**Data section**

=======

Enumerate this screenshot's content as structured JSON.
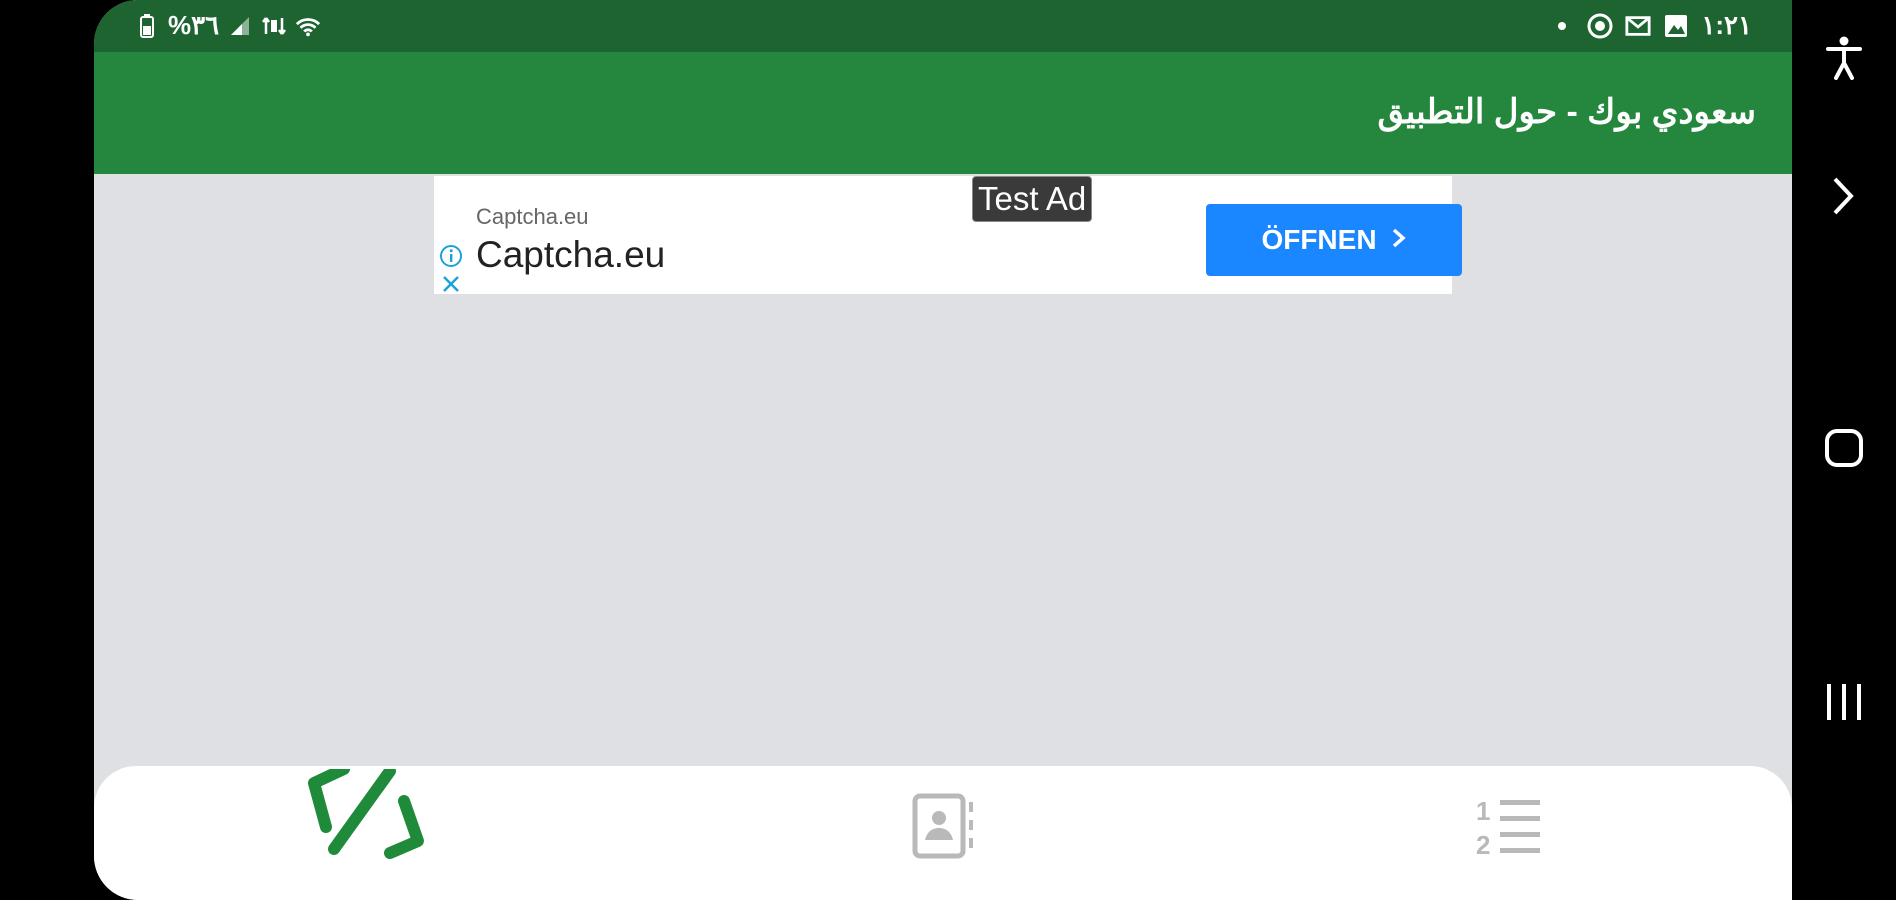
{
  "status_bar": {
    "battery_text": "%٣٦",
    "time": "١:٢١",
    "icons_left": [
      "battery-icon",
      "signal-icon",
      "data-icon",
      "wifi-icon"
    ],
    "icons_right": [
      "dot-icon",
      "app-notification-icon",
      "mail-icon",
      "gallery-icon"
    ]
  },
  "app_bar": {
    "title": "سعودي بوك -  حول التطبيق"
  },
  "ad": {
    "advertiser_small": "Captcha.eu",
    "advertiser_large": "Captcha.eu",
    "tag": "Test Ad",
    "cta_label": "ÖFFNEN",
    "cta_color": "#1a86ff"
  },
  "bottom_nav": {
    "items": [
      "code-icon",
      "contacts-icon",
      "numbered-list-icon"
    ],
    "active_color": "#1f8a3a",
    "inactive_color": "#b9b9b9"
  },
  "colors": {
    "status_bar": "#1d6431",
    "app_bar": "#24873d",
    "background": "#dfe0e3"
  },
  "system_nav": [
    "accessibility-icon",
    "forward-icon",
    "home-icon",
    "recents-icon"
  ]
}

=======

**Short problem**
Repeat the material above word for word, please, apart from its images.

**Solution to this problem**
Enumerate this screenshot's content as structured JSON.
{
  "status_bar": {
    "battery_text": "%٣٦",
    "time": "١:٢١",
    "icons_left": [
      "battery-icon",
      "signal-icon",
      "data-icon",
      "wifi-icon"
    ],
    "icons_right": [
      "dot-icon",
      "app-notification-icon",
      "mail-icon",
      "gallery-icon"
    ]
  },
  "app_bar": {
    "title": "سعودي بوك -  حول التطبيق"
  },
  "ad": {
    "advertiser_small": "Captcha.eu",
    "advertiser_large": "Captcha.eu",
    "tag": "Test Ad",
    "cta_label": "ÖFFNEN",
    "cta_color": "#1a86ff"
  },
  "bottom_nav": {
    "items": [
      "code-icon",
      "contacts-icon",
      "numbered-list-icon"
    ],
    "active_color": "#1f8a3a",
    "inactive_color": "#b9b9b9"
  },
  "colors": {
    "status_bar": "#1d6431",
    "app_bar": "#24873d",
    "background": "#dfe0e3"
  },
  "system_nav": [
    "accessibility-icon",
    "forward-icon",
    "home-icon",
    "recents-icon"
  ]
}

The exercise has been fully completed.